- [CHALLENGE]
Print all entries word for word.

- [EXTRACTED DATA]
╔══
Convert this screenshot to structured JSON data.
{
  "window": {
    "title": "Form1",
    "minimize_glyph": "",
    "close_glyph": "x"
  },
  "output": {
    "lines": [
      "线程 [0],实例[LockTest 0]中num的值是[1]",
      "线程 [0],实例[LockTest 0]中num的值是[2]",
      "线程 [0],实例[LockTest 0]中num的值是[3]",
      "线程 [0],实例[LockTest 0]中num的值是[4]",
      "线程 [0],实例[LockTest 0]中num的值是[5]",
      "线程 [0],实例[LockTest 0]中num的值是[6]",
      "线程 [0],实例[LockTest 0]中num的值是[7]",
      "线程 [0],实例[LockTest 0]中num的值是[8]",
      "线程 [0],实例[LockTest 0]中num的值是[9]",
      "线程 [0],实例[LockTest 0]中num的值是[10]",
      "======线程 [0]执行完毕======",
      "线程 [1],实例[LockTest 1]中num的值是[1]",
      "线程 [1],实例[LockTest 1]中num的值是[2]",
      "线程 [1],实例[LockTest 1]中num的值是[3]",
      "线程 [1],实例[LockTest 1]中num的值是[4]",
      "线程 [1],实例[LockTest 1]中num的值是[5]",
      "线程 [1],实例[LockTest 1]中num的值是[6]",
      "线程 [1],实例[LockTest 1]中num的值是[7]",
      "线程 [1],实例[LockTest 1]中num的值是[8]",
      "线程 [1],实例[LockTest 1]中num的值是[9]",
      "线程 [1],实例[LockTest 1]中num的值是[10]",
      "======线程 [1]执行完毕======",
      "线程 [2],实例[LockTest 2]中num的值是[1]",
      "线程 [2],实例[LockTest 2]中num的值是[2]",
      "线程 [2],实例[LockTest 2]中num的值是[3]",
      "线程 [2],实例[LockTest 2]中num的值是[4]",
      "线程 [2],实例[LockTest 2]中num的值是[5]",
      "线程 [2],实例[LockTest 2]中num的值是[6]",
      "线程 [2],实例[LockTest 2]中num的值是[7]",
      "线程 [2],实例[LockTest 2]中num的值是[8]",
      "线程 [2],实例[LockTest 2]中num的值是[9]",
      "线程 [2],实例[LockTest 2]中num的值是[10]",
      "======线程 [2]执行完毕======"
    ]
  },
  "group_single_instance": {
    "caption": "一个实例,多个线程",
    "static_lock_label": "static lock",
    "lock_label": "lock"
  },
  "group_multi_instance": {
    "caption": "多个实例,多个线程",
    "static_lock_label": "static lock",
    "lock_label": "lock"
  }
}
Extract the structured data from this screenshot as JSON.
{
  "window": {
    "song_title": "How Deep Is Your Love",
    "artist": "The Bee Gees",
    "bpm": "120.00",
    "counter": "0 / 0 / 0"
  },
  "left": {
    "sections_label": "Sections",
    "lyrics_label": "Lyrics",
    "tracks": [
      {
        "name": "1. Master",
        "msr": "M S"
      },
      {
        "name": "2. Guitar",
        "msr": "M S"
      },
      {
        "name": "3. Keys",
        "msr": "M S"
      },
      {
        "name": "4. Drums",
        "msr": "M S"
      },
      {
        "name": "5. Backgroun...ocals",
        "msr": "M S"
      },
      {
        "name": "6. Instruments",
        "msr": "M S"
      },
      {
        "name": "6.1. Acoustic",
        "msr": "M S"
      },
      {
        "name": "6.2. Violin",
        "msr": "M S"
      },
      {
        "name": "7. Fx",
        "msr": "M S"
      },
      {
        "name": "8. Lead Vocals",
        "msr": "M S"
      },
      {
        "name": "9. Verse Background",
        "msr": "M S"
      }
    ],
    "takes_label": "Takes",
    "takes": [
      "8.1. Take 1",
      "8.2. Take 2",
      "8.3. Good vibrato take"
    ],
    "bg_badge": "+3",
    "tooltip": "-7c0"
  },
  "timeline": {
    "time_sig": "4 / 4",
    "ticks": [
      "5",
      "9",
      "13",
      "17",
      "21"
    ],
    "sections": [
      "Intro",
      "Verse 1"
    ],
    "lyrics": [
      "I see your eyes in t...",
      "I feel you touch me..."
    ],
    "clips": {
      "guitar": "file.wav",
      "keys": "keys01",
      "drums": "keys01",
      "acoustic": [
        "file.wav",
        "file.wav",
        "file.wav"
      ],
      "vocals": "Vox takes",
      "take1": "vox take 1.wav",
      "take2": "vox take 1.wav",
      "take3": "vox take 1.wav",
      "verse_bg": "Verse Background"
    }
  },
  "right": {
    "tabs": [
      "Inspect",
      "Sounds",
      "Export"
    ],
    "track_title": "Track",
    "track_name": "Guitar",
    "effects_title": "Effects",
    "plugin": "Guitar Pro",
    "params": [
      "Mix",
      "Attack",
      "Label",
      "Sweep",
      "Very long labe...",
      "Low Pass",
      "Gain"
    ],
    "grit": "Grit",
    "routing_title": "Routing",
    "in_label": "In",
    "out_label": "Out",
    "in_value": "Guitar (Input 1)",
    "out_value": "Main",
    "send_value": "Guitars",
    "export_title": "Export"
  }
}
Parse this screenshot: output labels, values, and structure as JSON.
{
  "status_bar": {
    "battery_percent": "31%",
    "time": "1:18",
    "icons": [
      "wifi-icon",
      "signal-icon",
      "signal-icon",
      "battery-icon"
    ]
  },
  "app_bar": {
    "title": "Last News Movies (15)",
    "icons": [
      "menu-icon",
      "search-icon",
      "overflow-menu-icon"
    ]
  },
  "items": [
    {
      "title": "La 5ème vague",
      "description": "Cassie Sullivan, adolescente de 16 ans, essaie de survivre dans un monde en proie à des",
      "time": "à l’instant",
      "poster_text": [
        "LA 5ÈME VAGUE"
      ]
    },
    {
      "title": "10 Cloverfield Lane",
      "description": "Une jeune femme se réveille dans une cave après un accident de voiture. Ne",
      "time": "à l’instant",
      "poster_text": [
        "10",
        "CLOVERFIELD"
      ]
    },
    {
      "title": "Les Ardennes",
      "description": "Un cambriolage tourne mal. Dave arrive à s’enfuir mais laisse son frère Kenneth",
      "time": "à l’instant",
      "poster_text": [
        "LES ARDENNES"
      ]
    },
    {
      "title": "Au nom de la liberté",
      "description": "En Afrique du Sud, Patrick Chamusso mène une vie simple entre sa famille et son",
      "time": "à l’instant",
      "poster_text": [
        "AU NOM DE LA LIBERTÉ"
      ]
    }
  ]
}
╚══
- [ANSWER TO THIS EXERCISE]
Convert this screenshot to structured JSON data.
{
  "window": {
    "title": "Form1",
    "minimize_glyph": "",
    "close_glyph": "x"
  },
  "output": {
    "lines": [
      "线程 [0],实例[LockTest 0]中num的值是[1]",
      "线程 [0],实例[LockTest 0]中num的值是[2]",
      "线程 [0],实例[LockTest 0]中num的值是[3]",
      "线程 [0],实例[LockTest 0]中num的值是[4]",
      "线程 [0],实例[LockTest 0]中num的值是[5]",
      "线程 [0],实例[LockTest 0]中num的值是[6]",
      "线程 [0],实例[LockTest 0]中num的值是[7]",
      "线程 [0],实例[LockTest 0]中num的值是[8]",
      "线程 [0],实例[LockTest 0]中num的值是[9]",
      "线程 [0],实例[LockTest 0]中num的值是[10]",
      "======线程 [0]执行完毕======",
      "线程 [1],实例[LockTest 1]中num的值是[1]",
      "线程 [1],实例[LockTest 1]中num的值是[2]",
      "线程 [1],实例[LockTest 1]中num的值是[3]",
      "线程 [1],实例[LockTest 1]中num的值是[4]",
      "线程 [1],实例[LockTest 1]中num的值是[5]",
      "线程 [1],实例[LockTest 1]中num的值是[6]",
      "线程 [1],实例[LockTest 1]中num的值是[7]",
      "线程 [1],实例[LockTest 1]中num的值是[8]",
      "线程 [1],实例[LockTest 1]中num的值是[9]",
      "线程 [1],实例[LockTest 1]中num的值是[10]",
      "======线程 [1]执行完毕======",
      "线程 [2],实例[LockTest 2]中num的值是[1]",
      "线程 [2],实例[LockTest 2]中num的值是[2]",
      "线程 [2],实例[LockTest 2]中num的值是[3]",
      "线程 [2],实例[LockTest 2]中num的值是[4]",
      "线程 [2],实例[LockTest 2]中num的值是[5]",
      "线程 [2],实例[LockTest 2]中num的值是[6]",
      "线程 [2],实例[LockTest 2]中num的值是[7]",
      "线程 [2],实例[LockTest 2]中num的值是[8]",
      "线程 [2],实例[LockTest 2]中num的值是[9]",
      "线程 [2],实例[LockTest 2]中num的值是[10]",
      "======线程 [2]执行完毕======"
    ]
  },
  "group_single_instance": {
    "caption": "一个实例,多个线程",
    "static_lock_label": "static lock",
    "lock_label": "lock"
  },
  "group_multi_instance": {
    "caption": "多个实例,多个线程",
    "static_lock_label": "static lock",
    "lock_label": "lock"
  }
}
Extract the structured data from this screenshot as JSON.
{
  "window": {
    "song_title": "How Deep Is Your Love",
    "artist": "The Bee Gees",
    "bpm": "120.00",
    "counter": "0 / 0 / 0"
  },
  "left": {
    "sections_label": "Sections",
    "lyrics_label": "Lyrics",
    "tracks": [
      {
        "name": "1. Master",
        "msr": "M S"
      },
      {
        "name": "2. Guitar",
        "msr": "M S"
      },
      {
        "name": "3. Keys",
        "msr": "M S"
      },
      {
        "name": "4. Drums",
        "msr": "M S"
      },
      {
        "name": "5. Backgroun...ocals",
        "msr": "M S"
      },
      {
        "name": "6. Instruments",
        "msr": "M S"
      },
      {
        "name": "6.1. Acoustic",
        "msr": "M S"
      },
      {
        "name": "6.2. Violin",
        "msr": "M S"
      },
      {
        "name": "7. Fx",
        "msr": "M S"
      },
      {
        "name": "8. Lead Vocals",
        "msr": "M S"
      },
      {
        "name": "9. Verse Background",
        "msr": "M S"
      }
    ],
    "takes_label": "Takes",
    "takes": [
      "8.1. Take 1",
      "8.2. Take 2",
      "8.3. Good vibrato take"
    ],
    "bg_badge": "+3",
    "tooltip": "-7c0"
  },
  "timeline": {
    "time_sig": "4 / 4",
    "ticks": [
      "5",
      "9",
      "13",
      "17",
      "21"
    ],
    "sections": [
      "Intro",
      "Verse 1"
    ],
    "lyrics": [
      "I see your eyes in t...",
      "I feel you touch me..."
    ],
    "clips": {
      "guitar": "file.wav",
      "keys": "keys01",
      "drums": "keys01",
      "acoustic": [
        "file.wav",
        "file.wav",
        "file.wav"
      ],
      "vocals": "Vox takes",
      "take1": "vox take 1.wav",
      "take2": "vox take 1.wav",
      "take3": "vox take 1.wav",
      "verse_bg": "Verse Background"
    }
  },
  "right": {
    "tabs": [
      "Inspect",
      "Sounds",
      "Export"
    ],
    "track_title": "Track",
    "track_name": "Guitar",
    "effects_title": "Effects",
    "plugin": "Guitar Pro",
    "params": [
      "Mix",
      "Attack",
      "Label",
      "Sweep",
      "Very long labe...",
      "Low Pass",
      "Gain"
    ],
    "grit": "Grit",
    "routing_title": "Routing",
    "in_label": "In",
    "out_label": "Out",
    "in_value": "Guitar (Input 1)",
    "out_value": "Main",
    "send_value": "Guitars",
    "export_title": "Export"
  }
}
Parse this screenshot: output labels, values, and structure as JSON.
{
  "status_bar": {
    "battery_percent": "31%",
    "time": "1:18",
    "icons": [
      "wifi-icon",
      "signal-icon",
      "signal-icon",
      "battery-icon"
    ]
  },
  "app_bar": {
    "title": "Last News Movies (15)",
    "icons": [
      "menu-icon",
      "search-icon",
      "overflow-menu-icon"
    ]
  },
  "items": [
    {
      "title": "La 5ème vague",
      "description": "Cassie Sullivan, adolescente de 16 ans, essaie de survivre dans un monde en proie à des",
      "time": "à l’instant",
      "poster_text": [
        "LA 5ÈME VAGUE"
      ]
    },
    {
      "title": "10 Cloverfield Lane",
      "description": "Une jeune femme se réveille dans une cave après un accident de voiture. Ne",
      "time": "à l’instant",
      "poster_text": [
        "10",
        "CLOVERFIELD"
      ]
    },
    {
      "title": "Les Ardennes",
      "description": "Un cambriolage tourne mal. Dave arrive à s’enfuir mais laisse son frère Kenneth",
      "time": "à l’instant",
      "poster_text": [
        "LES ARDENNES"
      ]
    },
    {
      "title": "Au nom de la liberté",
      "description": "En Afrique du Sud, Patrick Chamusso mène une vie simple entre sa famille et son",
      "time": "à l’instant",
      "poster_text": [
        "AU NOM DE LA LIBERTÉ"
      ]
    }
  ]
}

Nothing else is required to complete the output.